EXTRACTED RECORDS:
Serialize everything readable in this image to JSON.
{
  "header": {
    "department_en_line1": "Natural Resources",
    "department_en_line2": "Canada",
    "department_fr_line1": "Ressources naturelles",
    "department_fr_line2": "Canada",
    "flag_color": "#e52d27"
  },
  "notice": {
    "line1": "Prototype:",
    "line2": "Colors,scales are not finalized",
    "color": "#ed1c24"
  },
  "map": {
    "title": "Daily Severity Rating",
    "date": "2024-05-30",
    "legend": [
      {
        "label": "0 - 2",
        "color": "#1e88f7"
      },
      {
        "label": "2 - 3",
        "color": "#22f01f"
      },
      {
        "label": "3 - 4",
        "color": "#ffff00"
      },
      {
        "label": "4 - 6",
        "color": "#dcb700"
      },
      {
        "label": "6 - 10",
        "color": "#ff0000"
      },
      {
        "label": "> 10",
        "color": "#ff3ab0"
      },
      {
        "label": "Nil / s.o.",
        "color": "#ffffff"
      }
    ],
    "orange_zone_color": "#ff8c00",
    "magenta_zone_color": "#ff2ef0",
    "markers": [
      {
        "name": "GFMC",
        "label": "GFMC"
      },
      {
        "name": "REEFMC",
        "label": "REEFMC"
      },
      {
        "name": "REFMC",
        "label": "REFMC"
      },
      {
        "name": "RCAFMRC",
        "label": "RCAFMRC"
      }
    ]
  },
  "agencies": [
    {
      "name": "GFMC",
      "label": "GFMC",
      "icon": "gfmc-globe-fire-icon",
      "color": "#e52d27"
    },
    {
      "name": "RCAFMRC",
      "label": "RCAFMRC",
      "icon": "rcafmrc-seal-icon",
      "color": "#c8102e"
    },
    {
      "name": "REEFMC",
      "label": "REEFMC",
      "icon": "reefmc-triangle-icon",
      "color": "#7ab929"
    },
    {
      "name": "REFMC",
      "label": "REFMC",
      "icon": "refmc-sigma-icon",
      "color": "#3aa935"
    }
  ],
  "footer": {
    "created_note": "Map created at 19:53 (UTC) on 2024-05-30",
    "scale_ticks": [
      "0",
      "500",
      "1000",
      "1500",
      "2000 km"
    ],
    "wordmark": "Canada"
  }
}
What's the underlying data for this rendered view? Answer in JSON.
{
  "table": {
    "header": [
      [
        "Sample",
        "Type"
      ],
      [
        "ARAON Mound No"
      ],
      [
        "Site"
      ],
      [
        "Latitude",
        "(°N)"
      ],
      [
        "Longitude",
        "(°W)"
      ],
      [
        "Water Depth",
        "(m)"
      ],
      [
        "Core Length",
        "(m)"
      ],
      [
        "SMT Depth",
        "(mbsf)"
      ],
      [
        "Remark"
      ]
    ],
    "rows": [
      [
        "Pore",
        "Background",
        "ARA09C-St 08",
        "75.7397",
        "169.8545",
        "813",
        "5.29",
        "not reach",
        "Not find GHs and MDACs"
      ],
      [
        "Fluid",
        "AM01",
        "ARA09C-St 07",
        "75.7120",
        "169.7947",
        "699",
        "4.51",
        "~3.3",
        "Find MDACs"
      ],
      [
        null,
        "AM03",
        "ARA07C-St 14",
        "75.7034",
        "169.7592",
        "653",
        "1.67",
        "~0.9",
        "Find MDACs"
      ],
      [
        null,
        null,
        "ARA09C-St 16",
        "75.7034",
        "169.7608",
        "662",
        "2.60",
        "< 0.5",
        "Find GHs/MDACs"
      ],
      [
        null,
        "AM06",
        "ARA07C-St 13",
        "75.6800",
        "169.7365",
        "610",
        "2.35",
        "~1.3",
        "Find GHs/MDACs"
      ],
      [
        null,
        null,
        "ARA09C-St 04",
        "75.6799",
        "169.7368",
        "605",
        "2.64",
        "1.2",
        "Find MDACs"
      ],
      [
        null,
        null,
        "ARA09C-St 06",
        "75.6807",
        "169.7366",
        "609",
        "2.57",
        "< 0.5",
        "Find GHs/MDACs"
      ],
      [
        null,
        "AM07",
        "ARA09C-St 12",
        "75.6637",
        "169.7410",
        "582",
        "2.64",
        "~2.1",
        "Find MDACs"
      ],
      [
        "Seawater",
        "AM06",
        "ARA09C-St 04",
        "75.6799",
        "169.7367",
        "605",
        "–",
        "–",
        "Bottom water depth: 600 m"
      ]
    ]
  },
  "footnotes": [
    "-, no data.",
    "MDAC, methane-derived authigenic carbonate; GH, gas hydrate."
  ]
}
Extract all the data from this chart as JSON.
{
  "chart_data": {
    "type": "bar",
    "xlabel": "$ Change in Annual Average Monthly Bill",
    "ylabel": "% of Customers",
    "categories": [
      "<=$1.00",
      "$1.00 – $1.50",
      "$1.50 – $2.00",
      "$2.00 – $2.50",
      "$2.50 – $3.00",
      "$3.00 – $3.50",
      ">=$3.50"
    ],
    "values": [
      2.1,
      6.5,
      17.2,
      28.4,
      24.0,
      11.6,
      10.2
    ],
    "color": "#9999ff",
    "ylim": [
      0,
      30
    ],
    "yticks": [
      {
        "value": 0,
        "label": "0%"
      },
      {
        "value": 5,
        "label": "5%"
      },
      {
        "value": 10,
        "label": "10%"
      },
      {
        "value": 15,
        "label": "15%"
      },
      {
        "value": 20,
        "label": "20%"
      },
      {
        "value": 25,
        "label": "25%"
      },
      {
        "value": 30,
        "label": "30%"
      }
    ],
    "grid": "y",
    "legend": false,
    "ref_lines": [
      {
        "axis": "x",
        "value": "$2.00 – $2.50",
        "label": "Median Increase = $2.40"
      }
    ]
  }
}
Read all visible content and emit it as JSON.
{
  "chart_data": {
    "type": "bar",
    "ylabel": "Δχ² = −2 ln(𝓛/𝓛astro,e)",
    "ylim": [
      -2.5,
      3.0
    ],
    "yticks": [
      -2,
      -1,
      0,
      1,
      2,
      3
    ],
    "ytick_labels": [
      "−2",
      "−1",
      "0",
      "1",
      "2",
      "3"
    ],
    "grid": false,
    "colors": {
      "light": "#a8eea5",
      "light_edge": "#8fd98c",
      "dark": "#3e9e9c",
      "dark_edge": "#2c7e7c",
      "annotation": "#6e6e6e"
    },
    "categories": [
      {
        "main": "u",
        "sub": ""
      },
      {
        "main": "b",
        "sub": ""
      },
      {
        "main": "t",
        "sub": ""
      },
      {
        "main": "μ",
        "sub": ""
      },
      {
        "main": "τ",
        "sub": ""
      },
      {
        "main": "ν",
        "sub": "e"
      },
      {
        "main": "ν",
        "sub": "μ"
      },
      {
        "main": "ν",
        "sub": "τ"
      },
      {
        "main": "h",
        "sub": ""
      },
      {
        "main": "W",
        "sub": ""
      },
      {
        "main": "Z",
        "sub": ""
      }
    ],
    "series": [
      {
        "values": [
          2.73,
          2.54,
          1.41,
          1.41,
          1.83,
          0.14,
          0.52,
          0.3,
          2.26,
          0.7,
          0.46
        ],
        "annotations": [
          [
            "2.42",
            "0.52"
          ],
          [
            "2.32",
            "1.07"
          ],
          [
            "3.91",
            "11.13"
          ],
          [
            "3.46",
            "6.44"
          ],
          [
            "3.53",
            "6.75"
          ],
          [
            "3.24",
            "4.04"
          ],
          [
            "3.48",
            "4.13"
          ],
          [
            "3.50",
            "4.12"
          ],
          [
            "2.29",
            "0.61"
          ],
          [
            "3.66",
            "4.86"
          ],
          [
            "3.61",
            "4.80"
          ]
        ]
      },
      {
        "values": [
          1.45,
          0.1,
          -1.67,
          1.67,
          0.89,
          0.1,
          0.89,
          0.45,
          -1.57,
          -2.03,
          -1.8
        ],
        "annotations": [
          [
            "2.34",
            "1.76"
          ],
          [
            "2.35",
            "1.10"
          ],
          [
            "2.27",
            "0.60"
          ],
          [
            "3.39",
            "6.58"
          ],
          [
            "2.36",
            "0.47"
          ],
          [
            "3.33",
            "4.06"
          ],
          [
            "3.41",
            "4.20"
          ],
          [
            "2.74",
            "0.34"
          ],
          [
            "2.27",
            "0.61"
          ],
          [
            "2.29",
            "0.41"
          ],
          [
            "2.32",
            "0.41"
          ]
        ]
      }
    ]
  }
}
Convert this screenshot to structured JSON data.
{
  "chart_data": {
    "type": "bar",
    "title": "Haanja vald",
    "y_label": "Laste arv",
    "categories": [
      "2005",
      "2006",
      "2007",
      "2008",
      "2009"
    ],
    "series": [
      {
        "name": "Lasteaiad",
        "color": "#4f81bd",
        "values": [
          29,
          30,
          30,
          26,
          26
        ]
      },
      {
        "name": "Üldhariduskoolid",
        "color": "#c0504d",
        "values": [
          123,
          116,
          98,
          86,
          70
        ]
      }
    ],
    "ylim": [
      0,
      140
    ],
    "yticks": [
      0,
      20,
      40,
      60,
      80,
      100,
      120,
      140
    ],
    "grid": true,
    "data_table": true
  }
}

INSTRUCTION: Filter the data for the string "icon" and copy every line that has it.

WRITTEN RESPONSE:
      "icon": "gfmc-globe-fire-icon",
      "icon": "rcafmrc-seal-icon",
      "icon": "reefmc-triangle-icon",
      "icon": "refmc-sigma-icon",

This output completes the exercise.